Single out each line with the word "color" and copy it.

» **Excerpts from a figure dataset**
---+---
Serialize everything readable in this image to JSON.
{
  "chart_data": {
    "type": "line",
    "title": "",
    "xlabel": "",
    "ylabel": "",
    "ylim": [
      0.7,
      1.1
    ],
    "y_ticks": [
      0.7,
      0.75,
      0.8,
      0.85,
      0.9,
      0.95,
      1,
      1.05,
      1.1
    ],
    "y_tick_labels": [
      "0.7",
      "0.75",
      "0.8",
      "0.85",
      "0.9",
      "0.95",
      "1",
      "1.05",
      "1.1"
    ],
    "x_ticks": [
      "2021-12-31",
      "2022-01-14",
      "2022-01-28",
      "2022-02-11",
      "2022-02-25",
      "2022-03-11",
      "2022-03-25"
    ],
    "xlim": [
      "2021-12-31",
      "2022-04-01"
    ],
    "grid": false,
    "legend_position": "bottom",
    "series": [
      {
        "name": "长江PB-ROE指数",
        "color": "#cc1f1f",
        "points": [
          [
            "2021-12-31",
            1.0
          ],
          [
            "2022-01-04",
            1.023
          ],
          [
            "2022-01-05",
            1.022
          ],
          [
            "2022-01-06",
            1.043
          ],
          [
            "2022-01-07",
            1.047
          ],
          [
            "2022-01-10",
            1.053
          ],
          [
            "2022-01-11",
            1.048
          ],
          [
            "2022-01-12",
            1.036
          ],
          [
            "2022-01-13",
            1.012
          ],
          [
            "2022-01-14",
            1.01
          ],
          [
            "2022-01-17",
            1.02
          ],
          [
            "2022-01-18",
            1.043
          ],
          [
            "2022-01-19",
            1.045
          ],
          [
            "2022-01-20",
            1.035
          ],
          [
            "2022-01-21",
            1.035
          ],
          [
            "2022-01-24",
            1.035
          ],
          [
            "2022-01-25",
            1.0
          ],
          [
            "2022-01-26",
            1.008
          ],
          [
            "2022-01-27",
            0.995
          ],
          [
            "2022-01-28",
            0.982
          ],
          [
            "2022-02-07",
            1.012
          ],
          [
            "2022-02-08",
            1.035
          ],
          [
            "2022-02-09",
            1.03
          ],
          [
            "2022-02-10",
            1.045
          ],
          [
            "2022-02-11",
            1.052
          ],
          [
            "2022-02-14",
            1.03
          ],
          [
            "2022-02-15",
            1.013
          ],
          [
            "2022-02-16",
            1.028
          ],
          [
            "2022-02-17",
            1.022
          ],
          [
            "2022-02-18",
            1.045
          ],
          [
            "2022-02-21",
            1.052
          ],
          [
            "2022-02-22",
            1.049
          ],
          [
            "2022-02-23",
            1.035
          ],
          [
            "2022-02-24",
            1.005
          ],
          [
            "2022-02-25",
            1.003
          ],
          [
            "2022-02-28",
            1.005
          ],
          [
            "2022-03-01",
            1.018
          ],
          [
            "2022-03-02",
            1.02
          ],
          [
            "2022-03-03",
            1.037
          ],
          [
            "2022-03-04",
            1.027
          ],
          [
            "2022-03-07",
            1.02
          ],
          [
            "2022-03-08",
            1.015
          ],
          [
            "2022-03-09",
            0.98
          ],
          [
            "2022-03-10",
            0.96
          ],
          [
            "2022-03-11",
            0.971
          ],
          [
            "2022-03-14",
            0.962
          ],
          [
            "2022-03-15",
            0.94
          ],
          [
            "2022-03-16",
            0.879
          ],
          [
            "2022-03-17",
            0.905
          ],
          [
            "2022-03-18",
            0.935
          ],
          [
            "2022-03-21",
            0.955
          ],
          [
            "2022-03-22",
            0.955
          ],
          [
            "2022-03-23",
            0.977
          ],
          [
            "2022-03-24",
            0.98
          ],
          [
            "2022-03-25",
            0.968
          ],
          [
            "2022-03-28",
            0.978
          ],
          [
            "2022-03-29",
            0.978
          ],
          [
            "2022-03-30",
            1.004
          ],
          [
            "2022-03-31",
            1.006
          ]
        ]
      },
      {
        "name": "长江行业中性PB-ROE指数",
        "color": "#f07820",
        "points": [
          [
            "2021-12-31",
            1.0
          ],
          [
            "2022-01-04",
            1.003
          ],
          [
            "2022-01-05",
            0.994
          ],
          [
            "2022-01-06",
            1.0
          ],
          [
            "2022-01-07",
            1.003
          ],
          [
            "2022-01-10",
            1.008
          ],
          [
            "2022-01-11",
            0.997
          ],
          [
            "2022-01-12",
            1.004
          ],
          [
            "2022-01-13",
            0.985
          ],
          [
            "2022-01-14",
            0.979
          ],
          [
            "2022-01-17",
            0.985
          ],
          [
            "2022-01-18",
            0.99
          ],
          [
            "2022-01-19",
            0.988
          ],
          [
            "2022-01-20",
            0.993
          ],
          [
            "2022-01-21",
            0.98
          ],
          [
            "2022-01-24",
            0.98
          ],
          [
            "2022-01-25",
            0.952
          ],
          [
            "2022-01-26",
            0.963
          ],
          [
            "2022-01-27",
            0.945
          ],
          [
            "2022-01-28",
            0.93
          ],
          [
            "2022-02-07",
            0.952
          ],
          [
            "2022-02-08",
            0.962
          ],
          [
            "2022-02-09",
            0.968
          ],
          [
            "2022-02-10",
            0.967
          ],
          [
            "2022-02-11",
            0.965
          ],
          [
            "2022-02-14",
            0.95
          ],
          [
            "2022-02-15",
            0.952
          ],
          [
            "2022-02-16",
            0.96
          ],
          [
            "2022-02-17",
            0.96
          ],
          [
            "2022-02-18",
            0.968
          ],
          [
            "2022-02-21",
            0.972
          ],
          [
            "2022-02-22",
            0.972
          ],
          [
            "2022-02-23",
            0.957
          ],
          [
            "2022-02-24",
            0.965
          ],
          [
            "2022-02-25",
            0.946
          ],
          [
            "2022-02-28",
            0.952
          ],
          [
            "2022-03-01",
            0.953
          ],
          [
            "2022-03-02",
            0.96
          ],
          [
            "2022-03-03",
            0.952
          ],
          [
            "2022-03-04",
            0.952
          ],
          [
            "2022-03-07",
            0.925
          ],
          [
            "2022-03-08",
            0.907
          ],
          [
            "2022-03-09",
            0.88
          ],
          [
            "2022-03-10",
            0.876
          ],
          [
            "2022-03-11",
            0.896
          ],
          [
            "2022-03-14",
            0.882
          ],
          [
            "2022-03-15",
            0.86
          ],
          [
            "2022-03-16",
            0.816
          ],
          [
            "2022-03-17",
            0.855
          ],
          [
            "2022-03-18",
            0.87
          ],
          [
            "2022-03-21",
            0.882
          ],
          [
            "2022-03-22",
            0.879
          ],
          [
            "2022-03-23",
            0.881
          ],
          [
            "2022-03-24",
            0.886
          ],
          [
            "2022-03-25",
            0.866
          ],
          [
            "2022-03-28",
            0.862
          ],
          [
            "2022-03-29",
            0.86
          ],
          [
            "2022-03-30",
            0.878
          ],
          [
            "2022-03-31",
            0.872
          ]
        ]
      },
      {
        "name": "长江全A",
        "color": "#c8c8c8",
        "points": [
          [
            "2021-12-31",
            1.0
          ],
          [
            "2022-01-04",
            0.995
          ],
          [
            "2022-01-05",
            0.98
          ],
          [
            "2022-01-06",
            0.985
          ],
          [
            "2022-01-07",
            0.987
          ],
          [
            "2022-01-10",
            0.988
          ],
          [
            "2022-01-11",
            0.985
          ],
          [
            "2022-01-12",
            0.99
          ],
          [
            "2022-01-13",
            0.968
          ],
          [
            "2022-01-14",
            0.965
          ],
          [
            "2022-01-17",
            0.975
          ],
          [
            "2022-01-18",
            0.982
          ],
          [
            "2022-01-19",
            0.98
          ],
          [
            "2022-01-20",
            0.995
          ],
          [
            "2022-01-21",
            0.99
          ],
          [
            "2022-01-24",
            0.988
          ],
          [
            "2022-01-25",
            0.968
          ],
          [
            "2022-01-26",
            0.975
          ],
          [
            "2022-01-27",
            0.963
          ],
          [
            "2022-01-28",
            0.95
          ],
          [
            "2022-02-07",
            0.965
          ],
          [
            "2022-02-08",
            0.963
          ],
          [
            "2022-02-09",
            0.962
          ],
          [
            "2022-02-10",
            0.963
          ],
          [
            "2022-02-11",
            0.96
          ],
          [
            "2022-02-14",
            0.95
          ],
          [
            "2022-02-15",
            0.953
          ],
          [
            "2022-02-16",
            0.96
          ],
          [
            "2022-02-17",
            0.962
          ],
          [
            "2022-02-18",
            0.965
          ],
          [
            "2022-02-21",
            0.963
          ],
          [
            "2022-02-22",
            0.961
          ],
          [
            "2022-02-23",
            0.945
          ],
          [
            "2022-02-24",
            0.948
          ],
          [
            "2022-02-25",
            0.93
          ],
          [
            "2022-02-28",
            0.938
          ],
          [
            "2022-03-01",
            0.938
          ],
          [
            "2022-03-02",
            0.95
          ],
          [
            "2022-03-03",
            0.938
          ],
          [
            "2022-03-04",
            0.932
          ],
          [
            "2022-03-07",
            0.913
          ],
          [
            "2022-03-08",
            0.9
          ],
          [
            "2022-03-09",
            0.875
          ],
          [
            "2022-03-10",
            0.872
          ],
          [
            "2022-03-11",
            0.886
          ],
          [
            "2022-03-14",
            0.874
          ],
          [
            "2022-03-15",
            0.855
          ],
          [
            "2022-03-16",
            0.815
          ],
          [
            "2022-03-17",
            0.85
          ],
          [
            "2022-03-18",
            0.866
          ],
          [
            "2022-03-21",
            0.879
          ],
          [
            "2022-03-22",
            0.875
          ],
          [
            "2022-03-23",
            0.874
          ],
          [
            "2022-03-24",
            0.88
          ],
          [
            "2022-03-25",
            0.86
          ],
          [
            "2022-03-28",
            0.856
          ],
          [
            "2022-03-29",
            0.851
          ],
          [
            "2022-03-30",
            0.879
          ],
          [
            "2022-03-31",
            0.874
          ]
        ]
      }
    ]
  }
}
---+---
» **Answer to the exercise**
        "color": "#cc1f1f",
        "color": "#f07820",
        "color": "#c8c8c8",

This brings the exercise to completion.